** BEGIN DATA SUPPLIED **
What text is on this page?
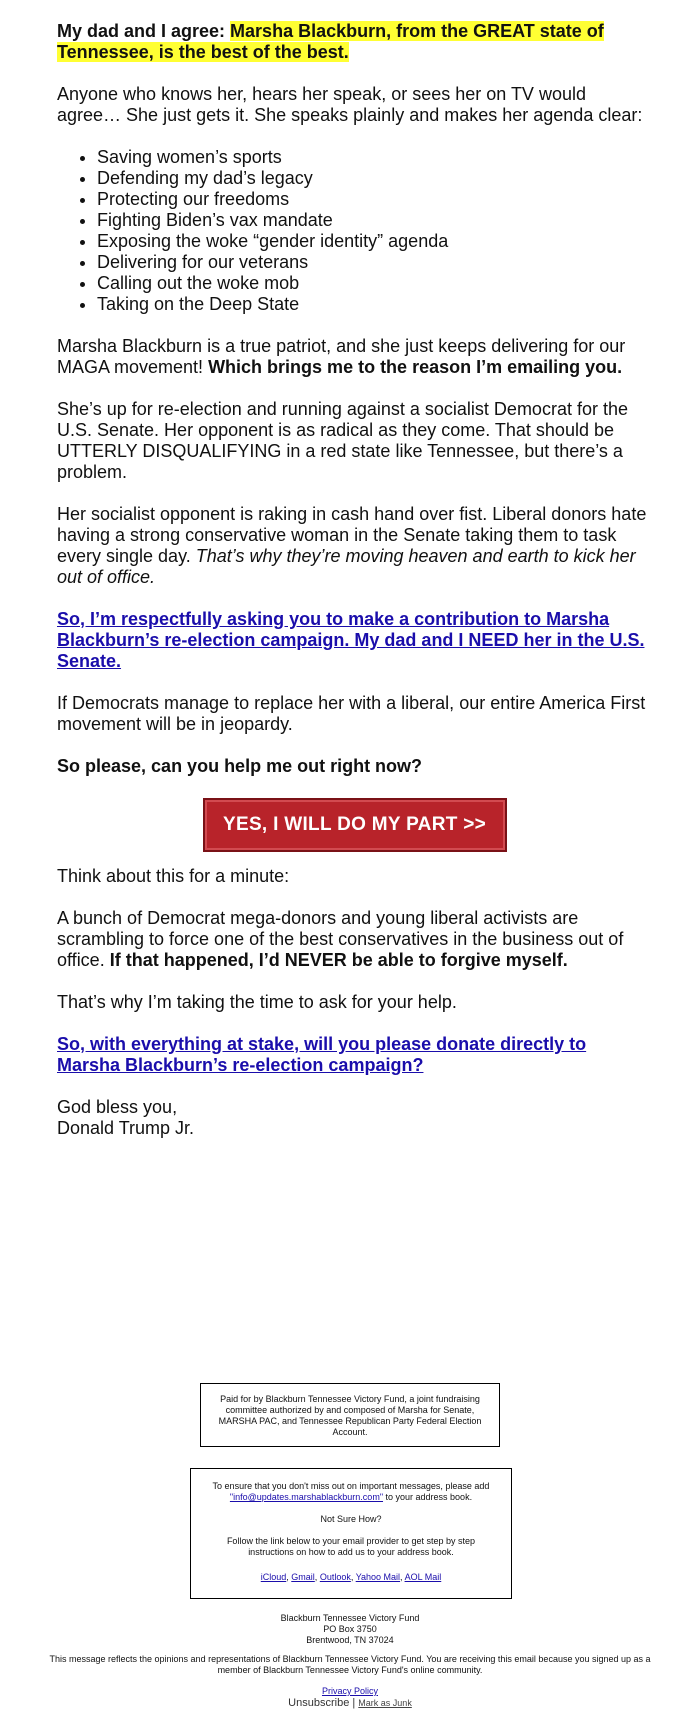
My dad and I agree: Marsha Blackburn, from the GREAT state of Tennessee, is the best of the best.

Anyone who knows her, hears her speak, or sees her on TV would agree… She just gets it. She speaks plainly and makes her agenda clear:

• Saving women’s sports
• Defending my dad’s legacy
• Protecting our freedoms
• Fighting Biden’s vax mandate
• Exposing the woke “gender identity” agenda
• Delivering for our veterans
• Calling out the woke mob
• Taking on the Deep State

Marsha Blackburn is a true patriot, and she just keeps delivering for our MAGA movement! Which brings me to the reason I’m emailing you.

She’s up for re-election and running against a socialist Democrat for the U.S. Senate. Her opponent is as radical as they come. That should be UTTERLY DISQUALIFYING in a red state like Tennessee, but there’s a problem.

Her socialist opponent is raking in cash hand over fist. Liberal donors hate having a strong conservative woman in the Senate taking them to task every single day. That’s why they’re moving heaven and earth to kick her out of office.

So, I’m respectfully asking you to make a contribution to Marsha Blackburn’s re-election campaign. My dad and I NEED her in the U.S. Senate.

If Democrats manage to replace her with a liberal, our entire America First movement will be in jeopardy.

So please, can you help me out right now?

YES, I WILL DO MY PART >>

Think about this for a minute:

A bunch of Democrat mega-donors and young liberal activists are scrambling to force one of the best conservatives in the business out of office. If that happened, I’d NEVER be able to forgive myself.

That’s why I’m taking the time to ask for your help.

So, with everything at stake, will you please donate directly to Marsha Blackburn’s re-election campaign?

God bless you,

Donald Trump Jr.

Paid for by Blackburn Tennessee Victory Fund, a joint fundraising committee authorized by and composed of Marsha for Senate, MARSHA PAC, and Tennessee Republican Party Federal Election Account.

To ensure that you don't miss out on important messages, please add "info@updates.marshablackburn.com" to your address book.

Not Sure How?

Follow the link below to your email provider to get step by step instructions on how to add us to your address book.

iCloud, Gmail, Outlook, Yahoo Mail, AOL Mail

Blackburn Tennessee Victory Fund

PO Box 3750

Brentwood, TN 37024

This message reflects the opinions and representations of Blackburn Tennessee Victory Fund. You are receiving this email because you signed up as a member of Blackburn Tennessee Victory Fund's online community.

Privacy Policy

Unsubscribe | Mark as Junk
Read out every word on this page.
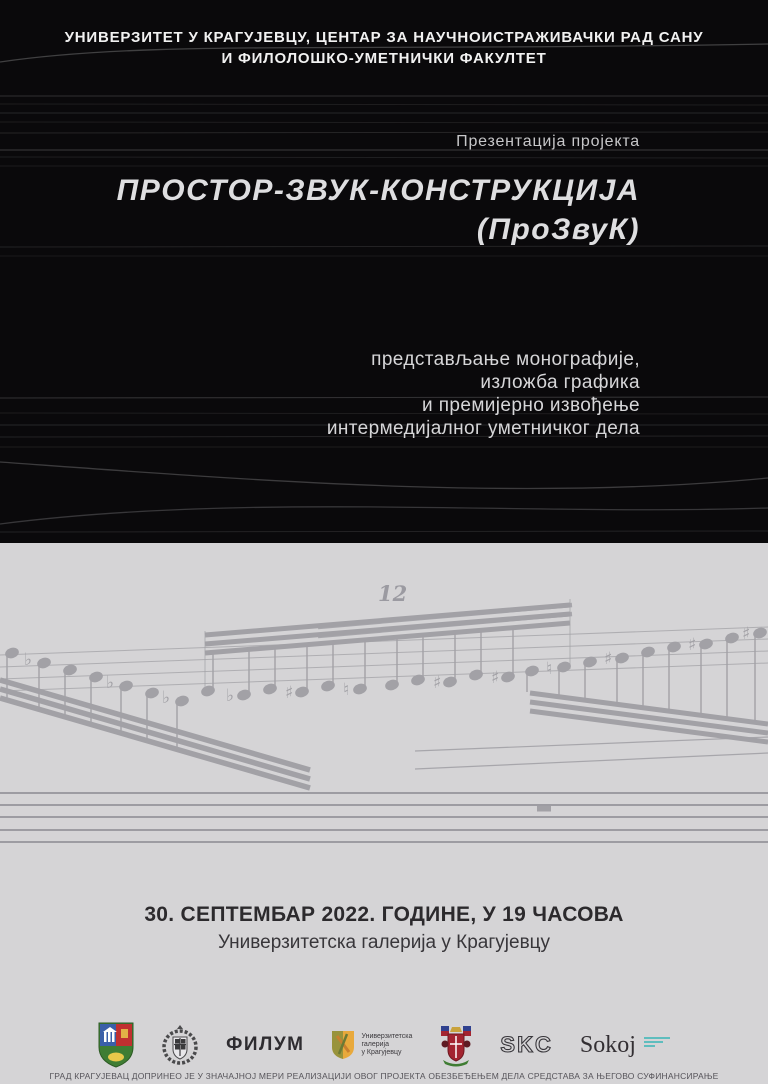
УНИВЕРЗИТЕТ У КРАГУЈЕВЦУ, ЦЕНТАР ЗА НАУЧНОИСТРАЖИВАЧКИ РАД САНУ
И ФИЛОЛОШКО-УМЕТНИЧКИ ФАКУЛТЕТ
Презентација пројекта
ПРОСТОР-ЗВУК-КОНСТРУКЦИЈА
(ПроЗвуК)
представљање монографије,
изложба графика
и премијерно извођење
интермедијалног уметничког дела
12
♭
♭
♭	♭	♯	♮	♯	♯	♮	♯
♯
♯
30. СЕПТЕМБАР 2022. ГОДИНЕ, У 19 ЧАСОВА
Универзитетска галерија у Крагујевцу
ФИЛУМ	Универзитетска
галерија
у Крагујевцу	SKC Sokoj
ГРАД КРАГУЈЕВАЦ ДОПРИНЕО ЈЕ У ЗНАЧАЈНОЈ МЕРИ РЕАЛИЗАЦИЈИ ОВОГ ПРОЈЕКТА ОБЕЗБЕЂЕЊЕМ ДЕЛА СРЕДСТАВА ЗА ЊЕГОВО СУФИНАНСИРАЊЕ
** END DATA SUPPLIED **
» TASK BRIEF
From the entries above, extract each line containing "opponent".

» COMPLETED EXERCISE
She’s up for re-election and running against a socialist Democrat for the U.S. Senate. Her opponent is as radical as they come. That should be UTTERLY DISQUALIFYING in a red state like Tennessee, but there’s a problem.
Her socialist opponent is raking in cash hand over fist. Liberal donors hate having a strong conservative woman in the Senate taking them to task every single day. That’s why they’re moving heaven and earth to kick her out of office.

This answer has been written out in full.